- _Task statement_:
Tally up how many lines in the listing below contain the string "südöstlichen", and give only the total.

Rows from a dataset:
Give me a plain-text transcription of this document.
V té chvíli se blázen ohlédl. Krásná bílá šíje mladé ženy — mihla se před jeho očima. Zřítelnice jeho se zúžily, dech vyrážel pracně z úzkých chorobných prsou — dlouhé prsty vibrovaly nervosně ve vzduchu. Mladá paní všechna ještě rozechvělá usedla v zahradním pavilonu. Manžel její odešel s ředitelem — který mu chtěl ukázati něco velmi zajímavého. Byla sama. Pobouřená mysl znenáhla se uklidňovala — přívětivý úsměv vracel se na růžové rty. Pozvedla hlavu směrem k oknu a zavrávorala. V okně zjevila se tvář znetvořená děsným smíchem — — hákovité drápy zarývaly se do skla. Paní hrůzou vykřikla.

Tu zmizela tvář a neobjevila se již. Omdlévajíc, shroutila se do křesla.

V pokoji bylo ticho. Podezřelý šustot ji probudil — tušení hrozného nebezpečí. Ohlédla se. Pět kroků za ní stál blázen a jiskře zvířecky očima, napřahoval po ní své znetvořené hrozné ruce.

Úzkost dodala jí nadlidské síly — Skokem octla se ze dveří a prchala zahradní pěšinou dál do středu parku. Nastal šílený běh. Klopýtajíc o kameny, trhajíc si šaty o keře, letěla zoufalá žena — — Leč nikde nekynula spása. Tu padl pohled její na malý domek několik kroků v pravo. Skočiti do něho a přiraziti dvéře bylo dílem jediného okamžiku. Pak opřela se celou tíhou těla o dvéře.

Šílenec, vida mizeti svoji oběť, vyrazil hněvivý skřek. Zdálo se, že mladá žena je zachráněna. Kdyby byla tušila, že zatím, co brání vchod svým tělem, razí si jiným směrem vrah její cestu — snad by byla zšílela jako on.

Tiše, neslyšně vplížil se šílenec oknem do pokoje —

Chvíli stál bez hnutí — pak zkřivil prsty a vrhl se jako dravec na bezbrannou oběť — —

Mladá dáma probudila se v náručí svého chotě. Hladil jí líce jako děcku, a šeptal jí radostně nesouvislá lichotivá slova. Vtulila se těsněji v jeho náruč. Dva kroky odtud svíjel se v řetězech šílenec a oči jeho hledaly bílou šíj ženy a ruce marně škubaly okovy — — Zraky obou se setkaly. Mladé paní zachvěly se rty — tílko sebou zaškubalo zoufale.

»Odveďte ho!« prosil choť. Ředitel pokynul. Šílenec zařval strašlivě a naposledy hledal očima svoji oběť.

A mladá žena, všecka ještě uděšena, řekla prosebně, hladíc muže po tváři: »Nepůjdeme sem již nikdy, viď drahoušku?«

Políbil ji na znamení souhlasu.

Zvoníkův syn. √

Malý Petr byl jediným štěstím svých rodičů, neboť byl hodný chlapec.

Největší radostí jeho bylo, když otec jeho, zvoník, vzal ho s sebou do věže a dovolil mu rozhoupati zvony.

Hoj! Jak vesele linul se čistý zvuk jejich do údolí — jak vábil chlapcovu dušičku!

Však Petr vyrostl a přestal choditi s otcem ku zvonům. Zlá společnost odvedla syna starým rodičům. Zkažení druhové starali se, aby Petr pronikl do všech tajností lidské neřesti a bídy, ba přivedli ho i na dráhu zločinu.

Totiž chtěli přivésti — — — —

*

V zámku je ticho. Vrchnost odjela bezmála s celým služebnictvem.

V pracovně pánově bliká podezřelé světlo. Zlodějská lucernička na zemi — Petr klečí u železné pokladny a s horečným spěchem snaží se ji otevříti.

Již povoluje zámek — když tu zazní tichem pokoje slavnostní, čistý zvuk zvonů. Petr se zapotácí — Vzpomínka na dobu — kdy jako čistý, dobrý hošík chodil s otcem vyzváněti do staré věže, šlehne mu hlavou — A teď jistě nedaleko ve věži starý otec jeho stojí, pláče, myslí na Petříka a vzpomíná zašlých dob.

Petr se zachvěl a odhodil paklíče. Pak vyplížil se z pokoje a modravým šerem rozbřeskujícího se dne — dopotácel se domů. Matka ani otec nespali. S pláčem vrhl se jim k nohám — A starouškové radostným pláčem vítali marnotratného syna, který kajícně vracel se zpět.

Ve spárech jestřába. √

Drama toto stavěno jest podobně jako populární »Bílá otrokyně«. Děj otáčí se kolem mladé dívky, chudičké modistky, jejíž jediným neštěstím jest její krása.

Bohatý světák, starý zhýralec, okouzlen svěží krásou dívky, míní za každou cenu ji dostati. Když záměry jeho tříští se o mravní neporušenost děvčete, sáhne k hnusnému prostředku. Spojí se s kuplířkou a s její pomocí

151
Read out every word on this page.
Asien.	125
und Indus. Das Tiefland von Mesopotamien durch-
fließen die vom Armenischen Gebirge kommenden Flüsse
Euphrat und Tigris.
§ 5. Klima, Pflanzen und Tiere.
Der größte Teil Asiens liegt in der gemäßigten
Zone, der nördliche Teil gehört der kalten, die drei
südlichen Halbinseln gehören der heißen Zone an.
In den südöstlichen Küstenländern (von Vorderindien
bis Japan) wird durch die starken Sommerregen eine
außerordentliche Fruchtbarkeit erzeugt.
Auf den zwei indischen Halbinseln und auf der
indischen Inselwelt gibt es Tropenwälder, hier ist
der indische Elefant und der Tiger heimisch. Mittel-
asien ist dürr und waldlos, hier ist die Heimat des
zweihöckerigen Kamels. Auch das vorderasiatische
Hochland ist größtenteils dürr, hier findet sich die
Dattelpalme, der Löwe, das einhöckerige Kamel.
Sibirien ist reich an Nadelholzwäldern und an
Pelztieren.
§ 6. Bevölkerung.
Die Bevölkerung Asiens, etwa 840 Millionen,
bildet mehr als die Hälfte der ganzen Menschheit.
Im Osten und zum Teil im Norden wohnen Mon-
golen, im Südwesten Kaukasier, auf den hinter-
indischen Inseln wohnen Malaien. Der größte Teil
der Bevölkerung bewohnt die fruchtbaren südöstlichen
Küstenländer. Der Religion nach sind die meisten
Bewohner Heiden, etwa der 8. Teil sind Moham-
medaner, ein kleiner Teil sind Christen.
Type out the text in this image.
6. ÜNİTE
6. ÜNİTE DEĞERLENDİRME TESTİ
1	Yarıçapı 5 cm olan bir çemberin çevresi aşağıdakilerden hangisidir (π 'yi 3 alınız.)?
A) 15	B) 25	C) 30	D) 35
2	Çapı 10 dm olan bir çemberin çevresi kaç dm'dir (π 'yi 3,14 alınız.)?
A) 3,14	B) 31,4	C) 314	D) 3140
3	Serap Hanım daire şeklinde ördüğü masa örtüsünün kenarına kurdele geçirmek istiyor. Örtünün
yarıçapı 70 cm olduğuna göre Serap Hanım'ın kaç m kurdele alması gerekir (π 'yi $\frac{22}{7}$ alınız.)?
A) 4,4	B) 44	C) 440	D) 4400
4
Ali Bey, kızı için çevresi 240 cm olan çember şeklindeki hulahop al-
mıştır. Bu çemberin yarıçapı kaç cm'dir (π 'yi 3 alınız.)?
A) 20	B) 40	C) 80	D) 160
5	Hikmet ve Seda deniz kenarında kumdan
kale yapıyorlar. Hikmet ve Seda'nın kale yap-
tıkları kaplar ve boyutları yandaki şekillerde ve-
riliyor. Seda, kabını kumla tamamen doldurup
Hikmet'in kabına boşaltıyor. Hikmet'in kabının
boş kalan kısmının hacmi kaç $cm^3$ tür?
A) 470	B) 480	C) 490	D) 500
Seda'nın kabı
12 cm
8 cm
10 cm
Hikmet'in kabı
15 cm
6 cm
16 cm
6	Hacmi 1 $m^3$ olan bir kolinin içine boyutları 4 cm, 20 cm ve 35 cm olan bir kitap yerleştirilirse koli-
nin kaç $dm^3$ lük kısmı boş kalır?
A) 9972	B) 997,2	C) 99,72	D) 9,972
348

- _Problem solution_:
2